DATA FOR THIS TASK =>
(begin)

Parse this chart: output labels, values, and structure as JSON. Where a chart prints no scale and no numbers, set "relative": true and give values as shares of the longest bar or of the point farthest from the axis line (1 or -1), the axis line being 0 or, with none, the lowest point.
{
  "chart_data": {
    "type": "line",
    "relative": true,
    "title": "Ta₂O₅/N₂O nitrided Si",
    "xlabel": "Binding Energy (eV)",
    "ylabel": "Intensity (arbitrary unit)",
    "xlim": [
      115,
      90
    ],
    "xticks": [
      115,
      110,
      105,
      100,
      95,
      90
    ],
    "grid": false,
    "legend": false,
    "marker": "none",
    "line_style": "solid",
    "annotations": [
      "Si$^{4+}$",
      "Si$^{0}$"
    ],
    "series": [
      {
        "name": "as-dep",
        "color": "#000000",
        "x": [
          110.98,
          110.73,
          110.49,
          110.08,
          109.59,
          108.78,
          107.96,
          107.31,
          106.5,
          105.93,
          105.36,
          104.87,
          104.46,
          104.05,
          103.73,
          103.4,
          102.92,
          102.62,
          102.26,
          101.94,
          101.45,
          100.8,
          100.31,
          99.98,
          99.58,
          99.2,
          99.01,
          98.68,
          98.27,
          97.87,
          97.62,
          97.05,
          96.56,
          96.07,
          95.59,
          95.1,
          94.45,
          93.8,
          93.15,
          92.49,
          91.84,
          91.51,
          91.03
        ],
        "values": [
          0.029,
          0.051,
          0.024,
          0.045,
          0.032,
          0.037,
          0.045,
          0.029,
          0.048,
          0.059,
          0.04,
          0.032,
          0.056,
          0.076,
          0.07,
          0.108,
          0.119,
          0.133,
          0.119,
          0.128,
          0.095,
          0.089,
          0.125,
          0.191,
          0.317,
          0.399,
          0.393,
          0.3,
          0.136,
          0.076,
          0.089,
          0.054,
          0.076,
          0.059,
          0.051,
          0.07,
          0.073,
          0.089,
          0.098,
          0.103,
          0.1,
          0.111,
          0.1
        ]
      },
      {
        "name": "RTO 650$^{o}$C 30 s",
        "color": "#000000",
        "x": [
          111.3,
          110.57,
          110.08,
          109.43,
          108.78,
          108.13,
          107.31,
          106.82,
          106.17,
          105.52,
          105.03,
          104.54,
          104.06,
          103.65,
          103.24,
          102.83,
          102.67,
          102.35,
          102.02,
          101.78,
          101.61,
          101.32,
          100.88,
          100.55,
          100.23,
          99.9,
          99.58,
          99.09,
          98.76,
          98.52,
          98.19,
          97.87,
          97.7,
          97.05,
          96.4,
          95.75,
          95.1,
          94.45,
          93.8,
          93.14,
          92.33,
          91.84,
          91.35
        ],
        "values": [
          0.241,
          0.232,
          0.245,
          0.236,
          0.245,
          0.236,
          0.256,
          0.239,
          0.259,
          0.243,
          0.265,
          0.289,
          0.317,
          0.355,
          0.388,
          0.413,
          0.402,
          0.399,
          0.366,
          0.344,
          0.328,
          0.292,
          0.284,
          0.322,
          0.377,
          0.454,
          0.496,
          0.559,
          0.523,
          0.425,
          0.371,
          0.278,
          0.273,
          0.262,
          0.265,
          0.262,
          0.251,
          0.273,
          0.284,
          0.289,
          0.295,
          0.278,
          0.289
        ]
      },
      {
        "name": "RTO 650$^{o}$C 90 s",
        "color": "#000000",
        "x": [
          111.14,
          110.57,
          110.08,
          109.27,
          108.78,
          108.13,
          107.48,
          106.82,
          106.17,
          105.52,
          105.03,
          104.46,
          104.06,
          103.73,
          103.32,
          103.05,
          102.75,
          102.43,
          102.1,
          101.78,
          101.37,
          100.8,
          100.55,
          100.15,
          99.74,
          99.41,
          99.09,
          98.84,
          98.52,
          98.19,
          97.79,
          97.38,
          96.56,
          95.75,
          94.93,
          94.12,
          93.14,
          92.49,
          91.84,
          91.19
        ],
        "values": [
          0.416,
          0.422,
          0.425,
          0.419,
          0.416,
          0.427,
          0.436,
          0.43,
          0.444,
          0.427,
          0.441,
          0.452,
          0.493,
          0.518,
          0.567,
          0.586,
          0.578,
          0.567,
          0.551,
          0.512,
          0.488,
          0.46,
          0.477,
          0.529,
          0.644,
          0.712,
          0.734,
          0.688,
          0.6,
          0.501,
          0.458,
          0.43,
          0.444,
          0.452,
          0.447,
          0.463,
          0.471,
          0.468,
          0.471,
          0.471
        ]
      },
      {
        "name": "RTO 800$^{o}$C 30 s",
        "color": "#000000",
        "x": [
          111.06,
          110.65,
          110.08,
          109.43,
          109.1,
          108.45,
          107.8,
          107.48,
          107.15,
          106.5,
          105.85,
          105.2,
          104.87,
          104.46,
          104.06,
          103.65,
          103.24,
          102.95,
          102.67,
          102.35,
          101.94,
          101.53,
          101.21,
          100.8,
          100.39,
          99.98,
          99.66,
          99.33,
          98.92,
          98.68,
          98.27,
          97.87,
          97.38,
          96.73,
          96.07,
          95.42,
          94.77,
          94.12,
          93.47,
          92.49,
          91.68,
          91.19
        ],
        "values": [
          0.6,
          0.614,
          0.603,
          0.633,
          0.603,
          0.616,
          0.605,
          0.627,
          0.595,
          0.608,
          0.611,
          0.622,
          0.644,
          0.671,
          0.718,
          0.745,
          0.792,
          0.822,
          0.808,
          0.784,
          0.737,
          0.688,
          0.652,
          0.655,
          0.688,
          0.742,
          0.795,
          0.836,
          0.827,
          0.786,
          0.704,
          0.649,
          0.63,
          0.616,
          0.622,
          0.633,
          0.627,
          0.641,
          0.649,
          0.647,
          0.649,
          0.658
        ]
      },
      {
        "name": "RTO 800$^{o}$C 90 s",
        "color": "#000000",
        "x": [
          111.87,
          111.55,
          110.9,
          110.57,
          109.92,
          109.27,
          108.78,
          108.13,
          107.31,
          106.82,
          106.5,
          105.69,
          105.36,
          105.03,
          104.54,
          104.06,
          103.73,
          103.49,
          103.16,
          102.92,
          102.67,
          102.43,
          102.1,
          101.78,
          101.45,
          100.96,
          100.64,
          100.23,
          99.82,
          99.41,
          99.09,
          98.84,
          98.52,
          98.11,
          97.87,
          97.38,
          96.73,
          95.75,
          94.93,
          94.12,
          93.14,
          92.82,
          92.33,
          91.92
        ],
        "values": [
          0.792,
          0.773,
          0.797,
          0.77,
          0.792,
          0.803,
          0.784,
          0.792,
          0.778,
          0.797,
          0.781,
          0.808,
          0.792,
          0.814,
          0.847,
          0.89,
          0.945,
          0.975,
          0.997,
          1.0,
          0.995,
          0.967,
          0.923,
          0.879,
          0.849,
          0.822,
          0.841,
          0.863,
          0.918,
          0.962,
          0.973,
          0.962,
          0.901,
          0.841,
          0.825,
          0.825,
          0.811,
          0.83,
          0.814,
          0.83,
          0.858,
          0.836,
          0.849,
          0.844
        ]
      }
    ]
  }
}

(end)

Extract the complete set of records unchanged.

OUTPUT OF THE EXERCISE =>
Parse this chart: output labels, values, and structure as JSON. Where a chart prints no scale and no numbers, set "relative": true and give values as shares of the longest bar or of the point farthest from the axis line (1 or -1), the axis line being 0 or, with none, the lowest point.
{
  "chart_data": {
    "type": "line",
    "relative": true,
    "title": "Ta₂O₅/N₂O nitrided Si",
    "xlabel": "Binding Energy (eV)",
    "ylabel": "Intensity (arbitrary unit)",
    "xlim": [
      115,
      90
    ],
    "xticks": [
      115,
      110,
      105,
      100,
      95,
      90
    ],
    "grid": false,
    "legend": false,
    "marker": "none",
    "line_style": "solid",
    "annotations": [
      "Si$^{4+}$",
      "Si$^{0}$"
    ],
    "series": [
      {
        "name": "as-dep",
        "color": "#000000",
        "x": [
          110.98,
          110.73,
          110.49,
          110.08,
          109.59,
          108.78,
          107.96,
          107.31,
          106.5,
          105.93,
          105.36,
          104.87,
          104.46,
          104.05,
          103.73,
          103.4,
          102.92,
          102.62,
          102.26,
          101.94,
          101.45,
          100.8,
          100.31,
          99.98,
          99.58,
          99.2,
          99.01,
          98.68,
          98.27,
          97.87,
          97.62,
          97.05,
          96.56,
          96.07,
          95.59,
          95.1,
          94.45,
          93.8,
          93.15,
          92.49,
          91.84,
          91.51,
          91.03
        ],
        "values": [
          0.029,
          0.051,
          0.024,
          0.045,
          0.032,
          0.037,
          0.045,
          0.029,
          0.048,
          0.059,
          0.04,
          0.032,
          0.056,
          0.076,
          0.07,
          0.108,
          0.119,
          0.133,
          0.119,
          0.128,
          0.095,
          0.089,
          0.125,
          0.191,
          0.317,
          0.399,
          0.393,
          0.3,
          0.136,
          0.076,
          0.089,
          0.054,
          0.076,
          0.059,
          0.051,
          0.07,
          0.073,
          0.089,
          0.098,
          0.103,
          0.1,
          0.111,
          0.1
        ]
      },
      {
        "name": "RTO 650$^{o}$C 30 s",
        "color": "#000000",
        "x": [
          111.3,
          110.57,
          110.08,
          109.43,
          108.78,
          108.13,
          107.31,
          106.82,
          106.17,
          105.52,
          105.03,
          104.54,
          104.06,
          103.65,
          103.24,
          102.83,
          102.67,
          102.35,
          102.02,
          101.78,
          101.61,
          101.32,
          100.88,
          100.55,
          100.23,
          99.9,
          99.58,
          99.09,
          98.76,
          98.52,
          98.19,
          97.87,
          97.7,
          97.05,
          96.4,
          95.75,
          95.1,
          94.45,
          93.8,
          93.14,
          92.33,
          91.84,
          91.35
        ],
        "values": [
          0.241,
          0.232,
          0.245,
          0.236,
          0.245,
          0.236,
          0.256,
          0.239,
          0.259,
          0.243,
          0.265,
          0.289,
          0.317,
          0.355,
          0.388,
          0.413,
          0.402,
          0.399,
          0.366,
          0.344,
          0.328,
          0.292,
          0.284,
          0.322,
          0.377,
          0.454,
          0.496,
          0.559,
          0.523,
          0.425,
          0.371,
          0.278,
          0.273,
          0.262,
          0.265,
          0.262,
          0.251,
          0.273,
          0.284,
          0.289,
          0.295,
          0.278,
          0.289
        ]
      },
      {
        "name": "RTO 650$^{o}$C 90 s",
        "color": "#000000",
        "x": [
          111.14,
          110.57,
          110.08,
          109.27,
          108.78,
          108.13,
          107.48,
          106.82,
          106.17,
          105.52,
          105.03,
          104.46,
          104.06,
          103.73,
          103.32,
          103.05,
          102.75,
          102.43,
          102.1,
          101.78,
          101.37,
          100.8,
          100.55,
          100.15,
          99.74,
          99.41,
          99.09,
          98.84,
          98.52,
          98.19,
          97.79,
          97.38,
          96.56,
          95.75,
          94.93,
          94.12,
          93.14,
          92.49,
          91.84,
          91.19
        ],
        "values": [
          0.416,
          0.422,
          0.425,
          0.419,
          0.416,
          0.427,
          0.436,
          0.43,
          0.444,
          0.427,
          0.441,
          0.452,
          0.493,
          0.518,
          0.567,
          0.586,
          0.578,
          0.567,
          0.551,
          0.512,
          0.488,
          0.46,
          0.477,
          0.529,
          0.644,
          0.712,
          0.734,
          0.688,
          0.6,
          0.501,
          0.458,
          0.43,
          0.444,
          0.452,
          0.447,
          0.463,
          0.471,
          0.468,
          0.471,
          0.471
        ]
      },
      {
        "name": "RTO 800$^{o}$C 30 s",
        "color": "#000000",
        "x": [
          111.06,
          110.65,
          110.08,
          109.43,
          109.1,
          108.45,
          107.8,
          107.48,
          107.15,
          106.5,
          105.85,
          105.2,
          104.87,
          104.46,
          104.06,
          103.65,
          103.24,
          102.95,
          102.67,
          102.35,
          101.94,
          101.53,
          101.21,
          100.8,
          100.39,
          99.98,
          99.66,
          99.33,
          98.92,
          98.68,
          98.27,
          97.87,
          97.38,
          96.73,
          96.07,
          95.42,
          94.77,
          94.12,
          93.47,
          92.49,
          91.68,
          91.19
        ],
        "values": [
          0.6,
          0.614,
          0.603,
          0.633,
          0.603,
          0.616,
          0.605,
          0.627,
          0.595,
          0.608,
          0.611,
          0.622,
          0.644,
          0.671,
          0.718,
          0.745,
          0.792,
          0.822,
          0.808,
          0.784,
          0.737,
          0.688,
          0.652,
          0.655,
          0.688,
          0.742,
          0.795,
          0.836,
          0.827,
          0.786,
          0.704,
          0.649,
          0.63,
          0.616,
          0.622,
          0.633,
          0.627,
          0.641,
          0.649,
          0.647,
          0.649,
          0.658
        ]
      },
      {
        "name": "RTO 800$^{o}$C 90 s",
        "color": "#000000",
        "x": [
          111.87,
          111.55,
          110.9,
          110.57,
          109.92,
          109.27,
          108.78,
          108.13,
          107.31,
          106.82,
          106.5,
          105.69,
          105.36,
          105.03,
          104.54,
          104.06,
          103.73,
          103.49,
          103.16,
          102.92,
          102.67,
          102.43,
          102.1,
          101.78,
          101.45,
          100.96,
          100.64,
          100.23,
          99.82,
          99.41,
          99.09,
          98.84,
          98.52,
          98.11,
          97.87,
          97.38,
          96.73,
          95.75,
          94.93,
          94.12,
          93.14,
          92.82,
          92.33,
          91.92
        ],
        "values": [
          0.792,
          0.773,
          0.797,
          0.77,
          0.792,
          0.803,
          0.784,
          0.792,
          0.778,
          0.797,
          0.781,
          0.808,
          0.792,
          0.814,
          0.847,
          0.89,
          0.945,
          0.975,
          0.997,
          1.0,
          0.995,
          0.967,
          0.923,
          0.879,
          0.849,
          0.822,
          0.841,
          0.863,
          0.918,
          0.962,
          0.973,
          0.962,
          0.901,
          0.841,
          0.825,
          0.825,
          0.811,
          0.83,
          0.814,
          0.83,
          0.858,
          0.836,
          0.849,
          0.844
        ]
      }
    ]
  }
}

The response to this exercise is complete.